Chiediamoci anzitutto perché mai questi cittadini, anziché approfittare dei risparmi faticosamente ottenuti in decine d'anni di lavoro e/o di investirli in progetti costruttivi di vita, preferiscono acquistare titoli borsistici di cui non conoscono quasi nulla, rischiare al gioco o buttarsi corpo e anima in progetti imprenditoriali poco probabili? Queste nuove figure della società moderna appaiono, dal punto di vista psicoanimistico, come le nuove vittime sacrificali di un daimon economico le cui esigenze sono planetarie ed insaziabili e la cui legge gode di religioso rispetto. Gli esempi appena citati sono solo tre, ma ne esistono innumerevoli altri altrettanto evidenti benché meno legati all'attualità(1).
In un certo senso, l'uomo moderno è vittima inconsapevole di un sistema dominato dall'idea del profitto. Tale sistema si fonda su di un errore fondamentale : quello di avere scambiato il mezzo del danaro per un fine. E tale fine è diventato oggigiorno assoluto. Esso predomina su tutti gli altri fini e valori. Tuttavia, come ho sostenuto in precedenti pubblicazioni(2), tale errore di fondo s'innesca sul predominio di un fattore archetipico : quello dell'Eroe Tragico. L'instaurazione del suo regno o, per dirla in gergo junghiano, di questa dominante, ha una sua lunga storia che si articola in un insieme di singolarità culturali di cui le principali sono l'introduzione del danaro nell'Antichità, l'espansione del commercio e la nascita delle banche nel IV/V secolo, la finanziarizzazione dell'economia e infine la nascita dell'economia virtuale nella modernità(3). Questi passaggi hanno sempre più marcato la psicologia umana assoggettandola al calcolo, a quel che si può contare, quantificare, a quel che il Jung del Libro Rosso già intuì quando fece dire al saggio Philemon:
« Questi morti diedero nomi a tutti gli esseri (…) Pesarono e contarono tutte le cose (…) dissero : questo è adatto a tale scopo, questo a tal'altro. Che cosa fecero del venerabile albero ? Che cosa accadde al sacro ranocchio ? (…) Fecero penitenza per i sacri minerali che scavarono nelle viscere della Terra ? No, essi affibiarono nomi, pesarono, contarono e ripartirono senza risparmiare alcunché (…) Proprio in quel modo però diedero potere alle cose, senza accorgersene. Ma è arrivato il momento in cui le cose parlano. Il pezzo di carne dice : quanti uomini ? (…) Il carbone dice : quanti uomini ? (…) E le cose si ribellano e contano e pesano e suddividono e divorano milioni di umani. La vostra mano s'impossessò delle Terra, le strappò via la sacra parvenza – sfilata via, gettata su di un mucchio e ammassata – delle singole cose morte e viventi (…) Questi morti ridono della mia stoltezza. Ma avrebbero alzato la mano assassina contro i propri fratelli se avessero espiato il bue dagli occhi di velluto ? Se avessero fatto penitenza per il minerale lucente ? Se avessero venerato il sacro albero ? Se avessero riconciliato l'anima del ranocchio dagli occhi dorati ? (…) E quando ebbe terminato tali parole Philemon si chinò verso la Terra, la baciò e disse : « Madre, possa tuo figlio essere forte ». Poi si alzò, volse lo sguardo al cielo e disse : « Come è buio il tuo luogo della luce nuova ! Dopodiché scomparve »(4).
◆ ◆ ◆
— CONSEGNE —
• 1. Rispondi a queste domande sul brano sul daimon economico, una risposta per riga, con le stesse lettere:
(a) Su quale errore fondamentale si fonda il sistema dominato dall'idea del profitto?
(b) Quale fattore archetipico predomina secondo l'autore?
(c) Che cosa dice Philemon dopo aver baciato la Terra?
• 2. Scrivi il seguito del brano sul daimon economico, riprendendo subito dopo la citazione dal Libro Rosso.

— DATI GREZZI —
◆ ◆ ◆
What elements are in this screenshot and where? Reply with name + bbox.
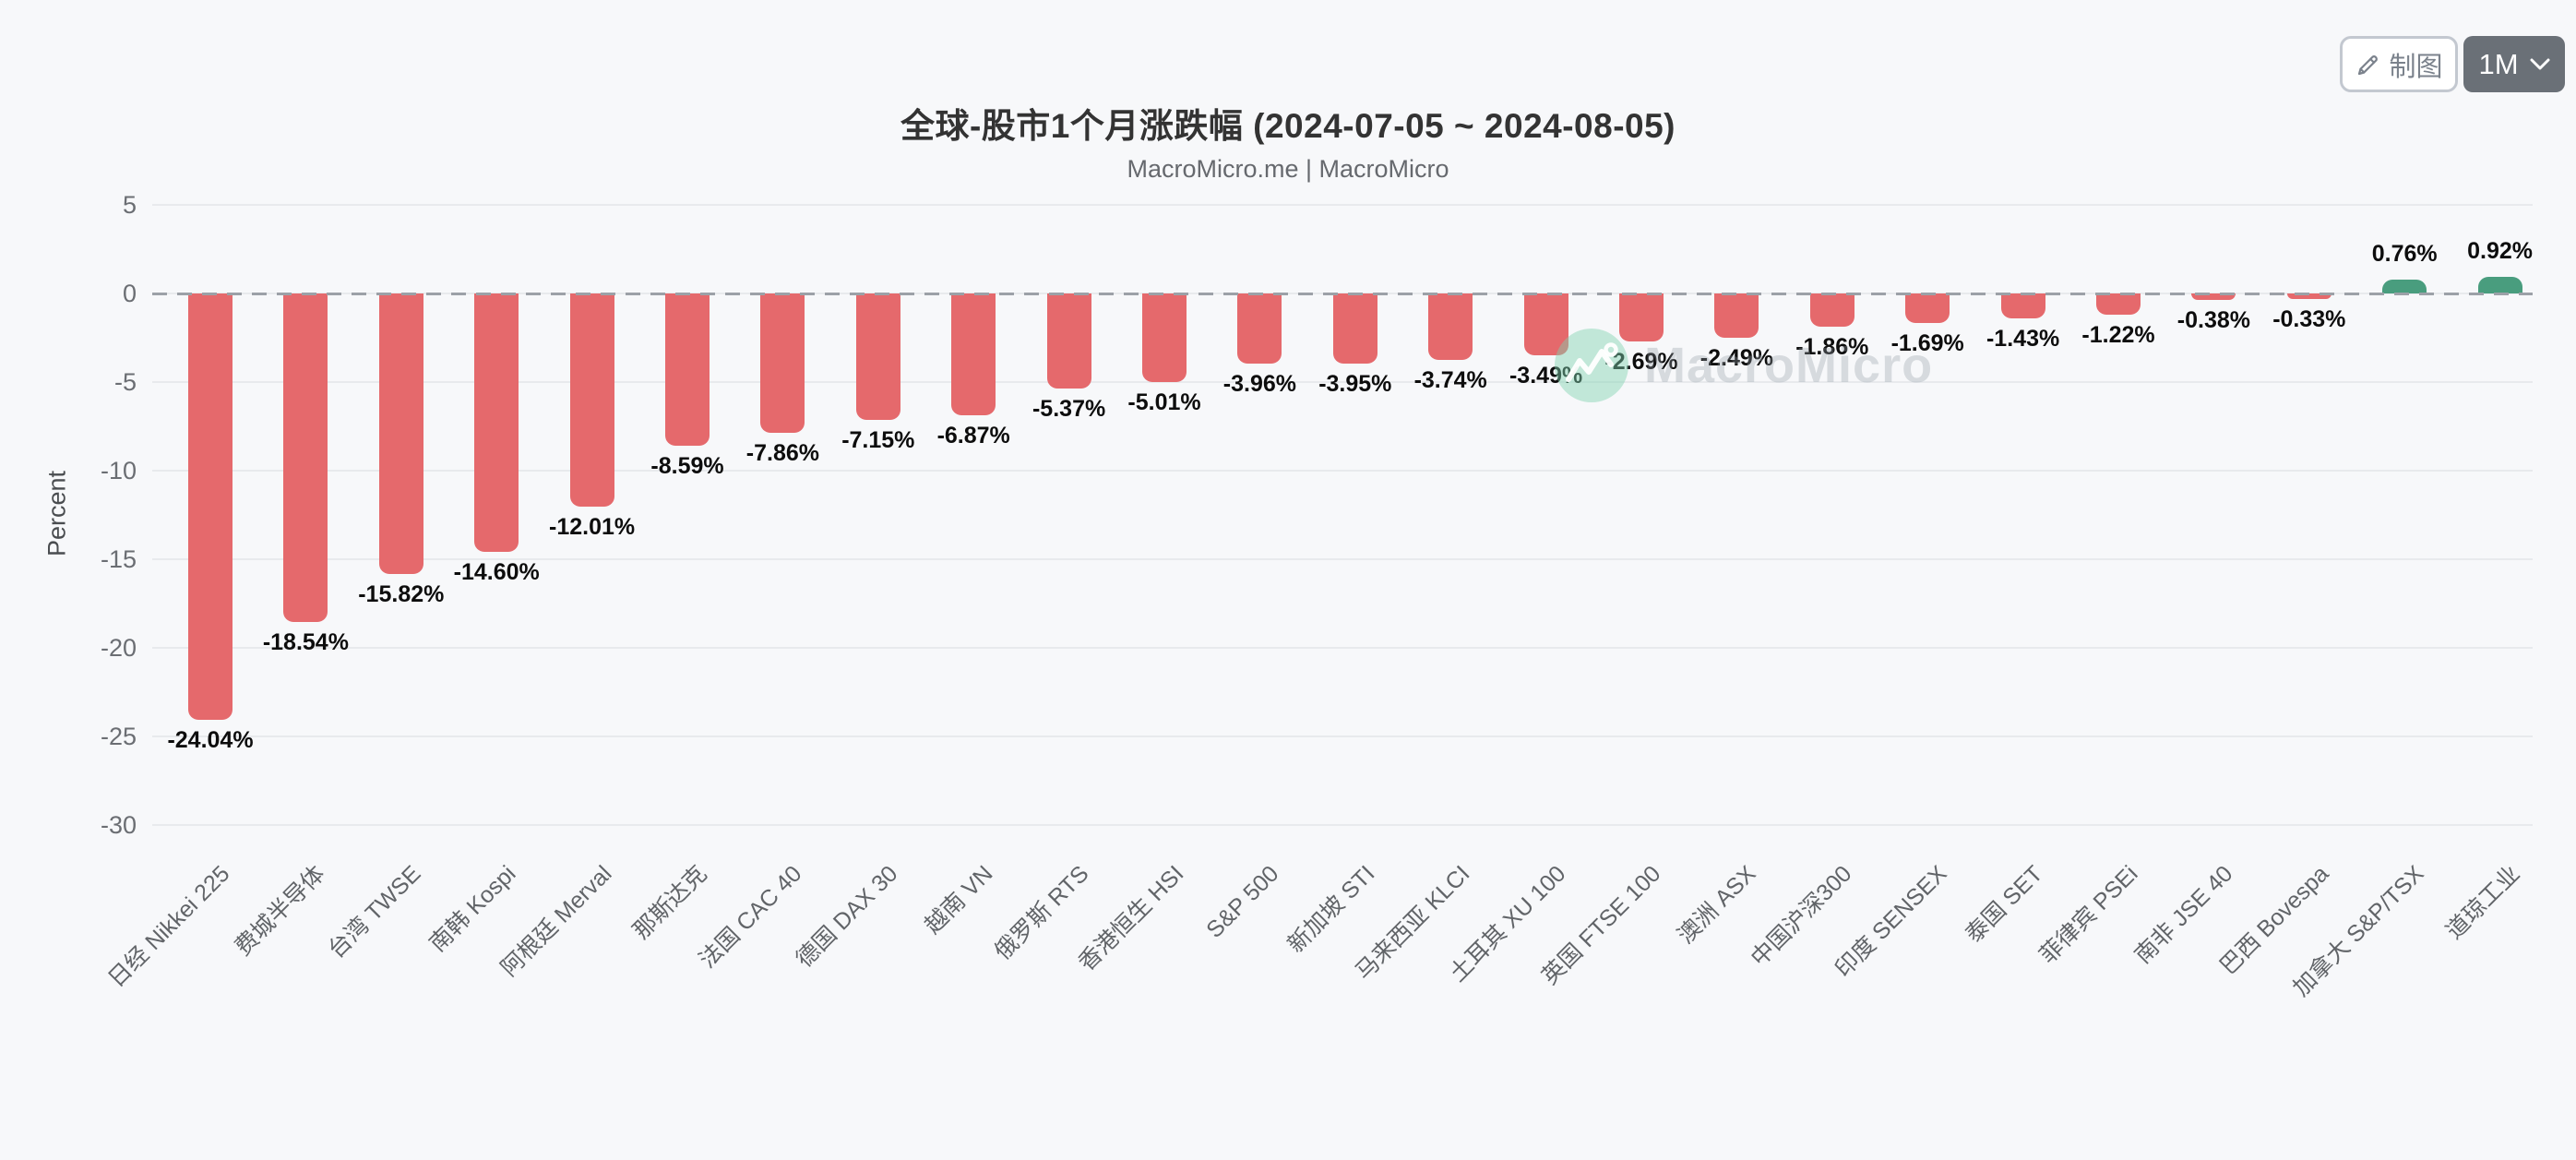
chart-bar[interactable] bbox=[1809, 293, 1854, 327]
chart-bar[interactable] bbox=[378, 293, 423, 574]
y-axis-tick-label: -25 bbox=[100, 723, 137, 750]
chart-bar[interactable] bbox=[951, 293, 996, 415]
chart-bar[interactable] bbox=[2000, 293, 2045, 319]
zero-baseline bbox=[152, 292, 2533, 295]
y-axis-tick-label: -10 bbox=[100, 457, 137, 484]
gridline bbox=[152, 647, 2533, 649]
bar-value-label: -24.04% bbox=[167, 726, 254, 753]
chart-bar[interactable] bbox=[188, 293, 233, 720]
chart-bar[interactable] bbox=[2096, 293, 2141, 316]
chart-bar[interactable] bbox=[1332, 293, 1377, 364]
chart-bar[interactable] bbox=[760, 293, 805, 433]
draw-chart-button[interactable]: 制图 bbox=[2340, 36, 2458, 92]
chart-bar[interactable] bbox=[2477, 277, 2522, 293]
bar-chart: Percent MacroMicro 5 0 -5 -10 -15 -20 -25 -30 -2… bbox=[42, 191, 2534, 1001]
chart-bar[interactable] bbox=[569, 293, 614, 507]
bar-value-label: -1.86% bbox=[1795, 333, 1869, 360]
chart-bar[interactable] bbox=[855, 293, 900, 421]
bar-value-label: -6.87% bbox=[936, 422, 1010, 448]
bar-value-label: -7.86% bbox=[745, 439, 819, 466]
gridline bbox=[152, 558, 2533, 560]
chart-bar[interactable] bbox=[2382, 280, 2427, 293]
chart-bar[interactable] bbox=[1237, 293, 1282, 365]
bar-value-label: -3.96% bbox=[1222, 371, 1296, 398]
bar-value-label: -2.49% bbox=[1699, 344, 1773, 371]
bar-value-label: -15.82% bbox=[358, 580, 445, 607]
bar-value-label: -1.22% bbox=[2081, 322, 2155, 349]
chart-page: 全球-股市1个月涨跌幅 (2024-07-05 ~ 2024-08-05) Ma… bbox=[42, 36, 2565, 1001]
gridline bbox=[152, 470, 2533, 472]
y-axis-tick-label: -20 bbox=[100, 634, 137, 662]
bar-value-label: -0.33% bbox=[2272, 306, 2346, 333]
bar-value-label: -1.43% bbox=[1986, 326, 2060, 353]
bar-value-label: -7.15% bbox=[841, 427, 915, 454]
period-dropdown[interactable]: 1M bbox=[2463, 36, 2565, 92]
chart-bar[interactable] bbox=[1523, 293, 1568, 355]
bar-value-label: -5.01% bbox=[1127, 389, 1201, 416]
period-dropdown-value: 1M bbox=[2478, 47, 2519, 80]
bar-value-label: -1.69% bbox=[1890, 330, 1964, 357]
bar-value-label: 0.92% bbox=[2467, 238, 2534, 265]
bar-value-label: -2.69% bbox=[1604, 348, 1678, 375]
gridline bbox=[152, 824, 2533, 826]
chart-bar[interactable] bbox=[1905, 293, 1950, 324]
bar-value-label: -12.01% bbox=[549, 513, 636, 540]
chart-bar[interactable] bbox=[1619, 293, 1664, 341]
chart-bar[interactable] bbox=[1046, 293, 1091, 389]
y-axis-title: Percent bbox=[42, 470, 71, 557]
gridline bbox=[152, 204, 2533, 206]
page-title: 全球-股市1个月涨跌幅 (2024-07-05 ~ 2024-08-05) bbox=[900, 107, 1676, 145]
chevron-down-icon bbox=[2530, 58, 2550, 71]
bar-value-label: -0.38% bbox=[2176, 307, 2250, 334]
bar-value-label: -8.59% bbox=[650, 452, 724, 479]
bar-value-label: 0.76% bbox=[2371, 241, 2438, 268]
chart-bar[interactable] bbox=[2286, 293, 2332, 300]
y-axis-tick-label: 0 bbox=[122, 280, 137, 307]
bar-value-label: -3.49% bbox=[1509, 363, 1583, 389]
y-axis-tick-label: -15 bbox=[100, 545, 137, 573]
y-axis-tick-label: -5 bbox=[113, 368, 137, 396]
gridline bbox=[152, 735, 2533, 737]
chart-bar[interactable] bbox=[665, 293, 710, 446]
y-axis-tick-label: 5 bbox=[122, 191, 137, 219]
bar-value-label: -14.60% bbox=[453, 559, 540, 586]
y-axis-tick-label: -30 bbox=[100, 811, 137, 839]
bar-value-label: -18.54% bbox=[262, 628, 349, 655]
chart-bar[interactable] bbox=[474, 293, 519, 553]
watermark-brand-text: MacroMicro bbox=[1644, 338, 1934, 393]
page-subtitle: MacroMicro.me | MacroMicro bbox=[1127, 155, 1449, 183]
bar-value-label: -3.95% bbox=[1318, 370, 1392, 397]
chart-bar[interactable] bbox=[1714, 293, 1759, 338]
chart-bar[interactable] bbox=[283, 293, 328, 622]
bar-value-label: -5.37% bbox=[1032, 396, 1106, 423]
pencil-icon bbox=[2355, 51, 2382, 78]
draw-chart-button-label: 制图 bbox=[2389, 52, 2443, 82]
chart-bar[interactable] bbox=[2191, 293, 2236, 301]
gridline bbox=[152, 381, 2533, 383]
chart-bar[interactable] bbox=[1142, 293, 1187, 383]
chart-bar[interactable] bbox=[1428, 293, 1473, 360]
bar-value-label: -3.74% bbox=[1413, 366, 1487, 393]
◆ ◆ ◆
— RISPOSTE —
• 1.
(a) Aver scambiato il mezzo del danaro per un fine.
(b) L'Eroe Tragico.
(c) «Madre, possa tuo figlio essere forte».

• 2.
Trattasi di un passo che avrebbe potuto tranquillamente essere pronunciato da un membro tribale. Esso in effetti richiama fortemente l'etica dei popoli animisti così legata al mondo e ai valori della Natura e alla percezione/concezione della presenza di un anima in tutte le cose. Un altro passo del genere, che potrebbe quasi confondersi con una antica preghiera amerindia, si trova sempre nel Libro rosso, opera visionaria che non finisce mai di stupire : “O madre pietra, io ti amo, mi stringo al tuo caldo corpo, io che sono il tuo bambino tardivo. Che tu sia benedetta, o antichissima madre. Tuo è il mio cuore e tue sono ogni gloria e potere. Amen”.
Ora, quali implicazioni ha avuto quell'atteggiamento eroico legato al freddo dominio delle cose, che delle pietre sa solo fare cemento e che dissacra la Natura con l'unico scopo di sfruttare le sue risorse ? Esso ha allontanato l'uomo dall'Anima che è invece percezione, immaginazione e che resta intimamente legata alla Natura. L'uomo moderno pensa e calcola laddove il tribale « vede » e sente. Ne risulta uno stato di possessione economica che fa dell'uomo moderno un eroe compulsivo preda di un destino infausto. Per questo, secondo l'analisi proposta da Jung, quell'atteggiamento deve morire e lasciare posto ad un Io diverso, più maturo, collegato al Sé. Nella mitologia classica l'Eroe pecca immancabilmente di hybris, disobbedisce o addirittura tenta di sopraffare gli dei. Per questo egli riceve la nemesis, il castigo divino che trova nel fatto di essere eterno, cioè privo di soluzione di continuità, la sua caratteristica più significativa(5).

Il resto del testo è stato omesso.